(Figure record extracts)
──────────

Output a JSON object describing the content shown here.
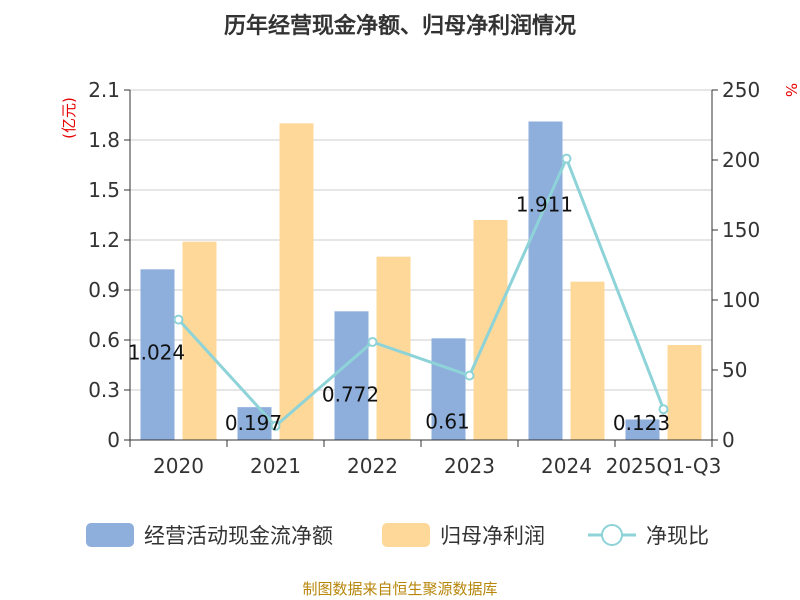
{
  "chart_data": {
    "type": "bar",
    "title": "历年经营现金净额、归母净利润情况",
    "categories": [
      "2020",
      "2021",
      "2022",
      "2023",
      "2024",
      "2025Q1-Q3"
    ],
    "series": [
      {
        "name": "经营活动现金流净额",
        "type": "bar",
        "axis": "left",
        "color": "#8eaedc",
        "values": [
          1.024,
          0.197,
          0.772,
          0.61,
          1.911,
          0.123
        ],
        "labels": [
          "1.024",
          "0.197",
          "0.772",
          "0.61",
          "1.911",
          "0.123"
        ]
      },
      {
        "name": "归母净利润",
        "type": "bar",
        "axis": "left",
        "color": "#fdd898",
        "values": [
          1.19,
          1.9,
          1.1,
          1.32,
          0.95,
          0.57
        ]
      },
      {
        "name": "净现比",
        "type": "line",
        "axis": "right",
        "color": "#8dd3d8",
        "values": [
          86,
          10,
          70,
          46,
          201,
          22
        ]
      }
    ],
    "y_left": {
      "unit": "(亿元)",
      "min": 0,
      "max": 2.1,
      "ticks": [
        "0",
        "0.3",
        "0.6",
        "0.9",
        "1.2",
        "1.5",
        "1.8",
        "2.1"
      ]
    },
    "y_right": {
      "unit": "%",
      "min": 0,
      "max": 250,
      "ticks": [
        "0",
        "50",
        "100",
        "150",
        "200",
        "250"
      ]
    },
    "grid": true,
    "legend_position": "bottom"
  },
  "source": "制图数据来自恒生聚源数据库"
}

──────────

**TASK PROMPT:**
Set down the material exactly, every line of it, except for the pictures.

**THE REPLY:**
Output a JSON object describing the content shown here.
{
  "chart_data": {
    "type": "bar",
    "title": "历年经营现金净额、归母净利润情况",
    "categories": [
      "2020",
      "2021",
      "2022",
      "2023",
      "2024",
      "2025Q1-Q3"
    ],
    "series": [
      {
        "name": "经营活动现金流净额",
        "type": "bar",
        "axis": "left",
        "color": "#8eaedc",
        "values": [
          1.024,
          0.197,
          0.772,
          0.61,
          1.911,
          0.123
        ],
        "labels": [
          "1.024",
          "0.197",
          "0.772",
          "0.61",
          "1.911",
          "0.123"
        ]
      },
      {
        "name": "归母净利润",
        "type": "bar",
        "axis": "left",
        "color": "#fdd898",
        "values": [
          1.19,
          1.9,
          1.1,
          1.32,
          0.95,
          0.57
        ]
      },
      {
        "name": "净现比",
        "type": "line",
        "axis": "right",
        "color": "#8dd3d8",
        "values": [
          86,
          10,
          70,
          46,
          201,
          22
        ]
      }
    ],
    "y_left": {
      "unit": "(亿元)",
      "min": 0,
      "max": 2.1,
      "ticks": [
        "0",
        "0.3",
        "0.6",
        "0.9",
        "1.2",
        "1.5",
        "1.8",
        "2.1"
      ]
    },
    "y_right": {
      "unit": "%",
      "min": 0,
      "max": 250,
      "ticks": [
        "0",
        "50",
        "100",
        "150",
        "200",
        "250"
      ]
    },
    "grid": true,
    "legend_position": "bottom"
  },
  "source": "制图数据来自恒生聚源数据库"
}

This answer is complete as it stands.